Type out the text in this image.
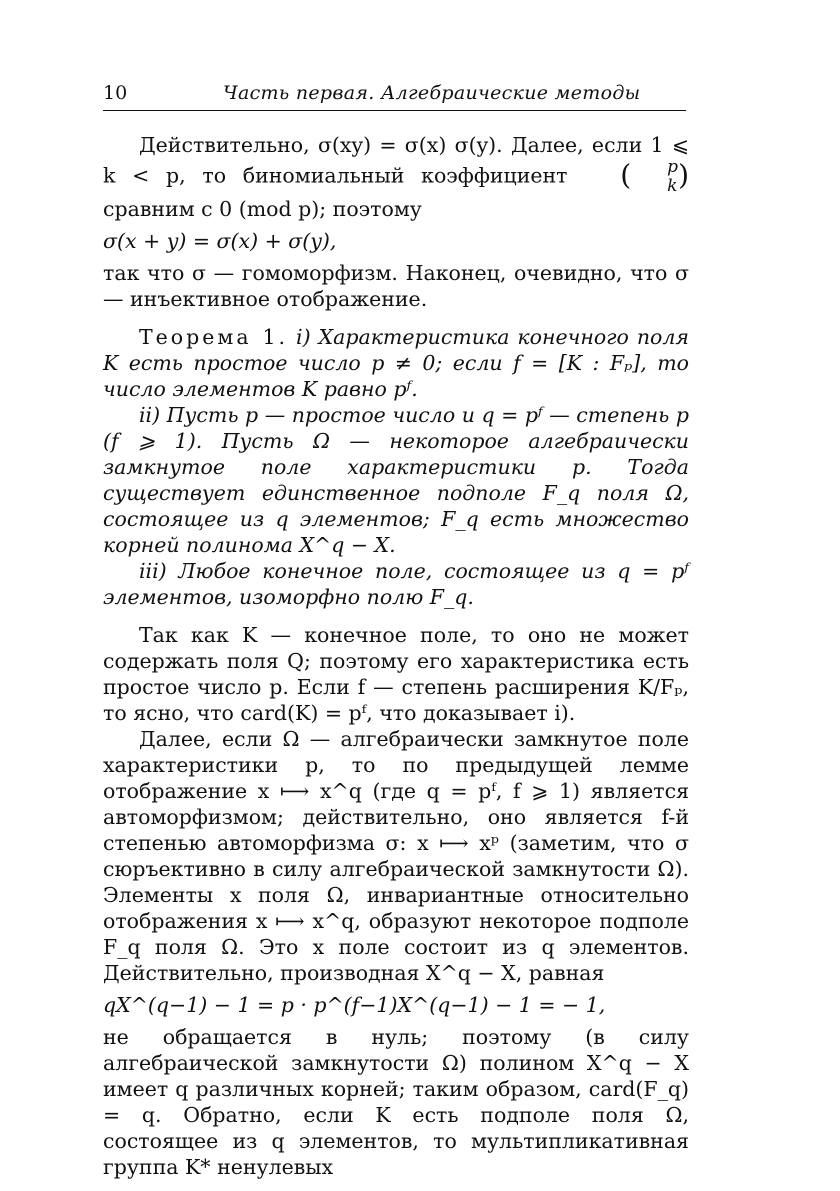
10	Часть первая. Алгебраические методы

Действительно, σ(xy) = σ(x) σ(y). Далее, если 1 ⩽ k < p, то биномиальный коэффициент (	p
k ) сравним с 0 (mod p); поэтому

σ(x + y) = σ(x) + σ(y),

так что σ — гомоморфизм. Наконец, очевидно, что σ — инъективное отображение.

Теорема 1. i) Характеристика конечного поля K есть простое число p ≠ 0; если f = [K : Fₚ], то число элементов K равно pᶠ.

ii) Пусть p — простое число и q = pᶠ — степень p (f ⩾ 1). Пусть Ω — некоторое алгебраически замкнутое поле характеристики p. Тогда существует единственное подполе F_q поля Ω, состоящее из q элементов; F_q есть множество корней полинома X^q − X.

iii) Любое конечное поле, состоящее из q = pᶠ элементов, изоморфно полю F_q.

Так как K — конечное поле, то оно не может содержать поля Q; поэтому его характеристика есть простое число p. Если f — степень расширения K/Fₚ, то ясно, что card(K) = pᶠ, что доказывает i).

Далее, если Ω — алгебраически замкнутое поле характеристики p, то по предыдущей лемме отображение x ⟼ x^q (где q = pᶠ, f ⩾ 1) является автоморфизмом; действительно, оно является f-й степенью автоморфизма σ: x ⟼ xᵖ (заметим, что σ сюръективно в силу алгебраической замкнутости Ω). Элементы x поля Ω, инвариантные относительно отображения x ⟼ x^q, образуют некоторое подполе F_q поля Ω. Это x поле состоит из q элементов. Действительно, производная X^q − X, равная

qX^(q−1) − 1 = p · p^(f−1)X^(q−1) − 1 = − 1,

не обращается в нуль; поэтому (в силу алгебраической замкнутости Ω) полином X^q − X имеет q различных корней; таким образом, card(F_q) = q. Обратно, если K есть подполе поля Ω, состоящее из q элементов, то мультипликативная группа K* ненулевых
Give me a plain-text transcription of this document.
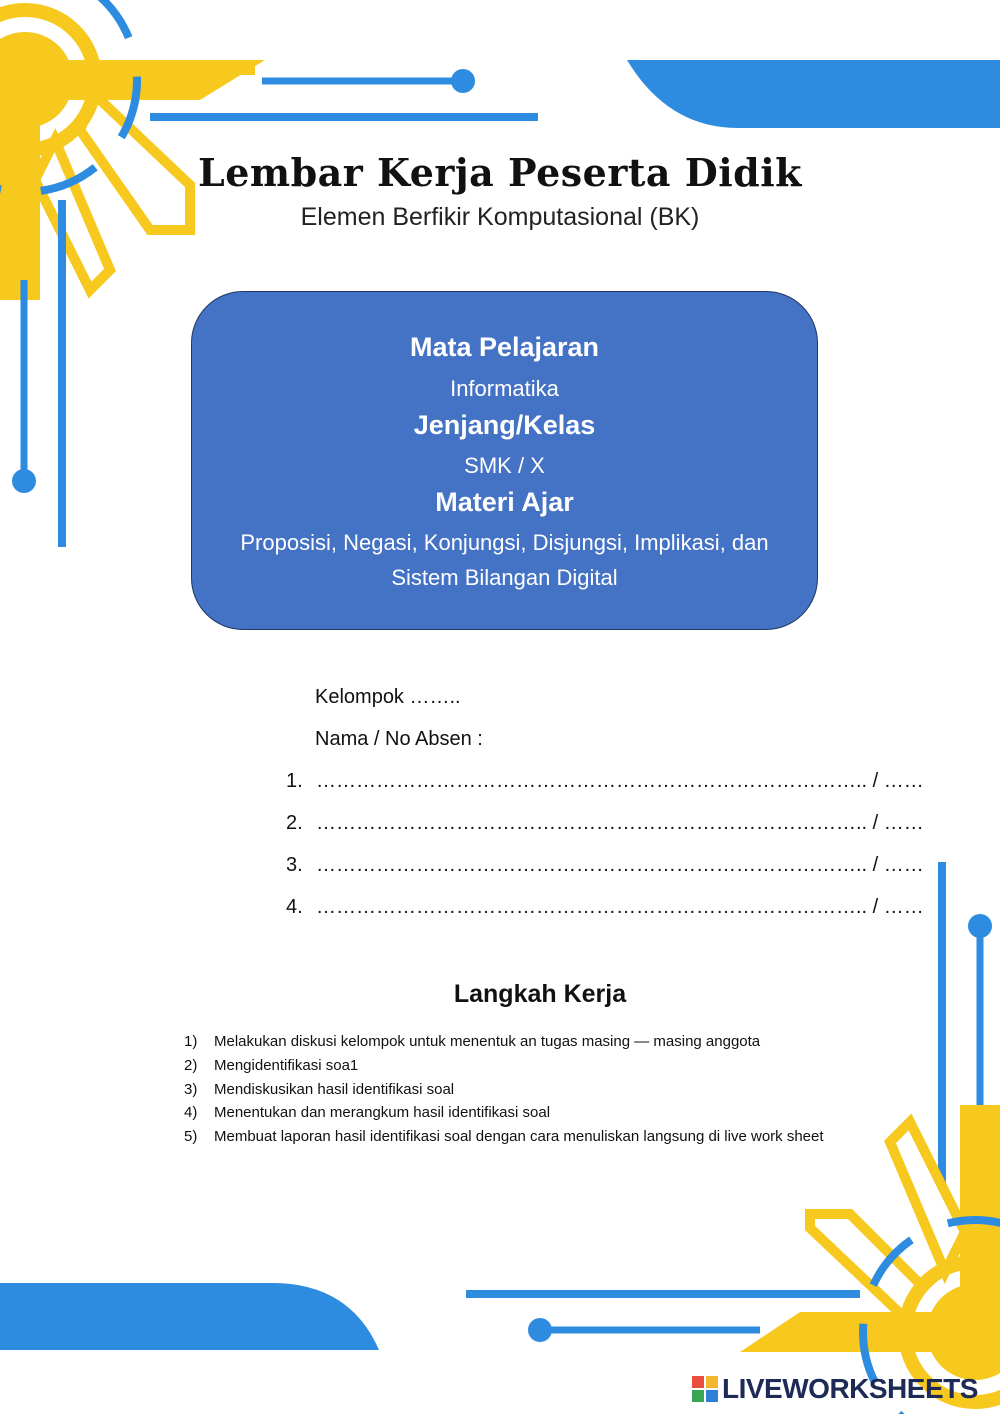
Lembar Kerja Peserta Didik
Elemen Berfikir Komputasional (BK)
Mata Pelajaran
Informatika
Jenjang/Kelas
SMK / X
Materi Ajar
Proposisi, Negasi, Konjungsi, Disjungsi, Implikasi, dan
Sistem Bilangan Digital
Kelompok ……..
Nama / No Absen :
1. ……………………………………………………………………….. / ……
2. ……………………………………………………………………….. / ……
3. ……………………………………………………………………….. / ……
4. ……………………………………………………………………….. / ……
Langkah Kerja
1) Melakukan diskusi kelompok untuk menentuk an tugas masing — masing anggota
2) Mengidentifikasi soa1
3) Mendiskusikan hasil identifikasi soal
4) Menentukan dan merangkum hasil identifikasi soal
5) Membuat laporan hasil identifikasi soal dengan cara menuliskan langsung di live work sheet
LIVEWORKSHEETS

++++++

| Stated exercise |
Scan the listing above. Collect all lines with the word "soal".

| Task answer |
3) Mendiskusikan hasil identifikasi soal
4) Menentukan dan merangkum hasil identifikasi soal
5) Membuat laporan hasil identifikasi soal dengan cara menuliskan langsung di live work sheet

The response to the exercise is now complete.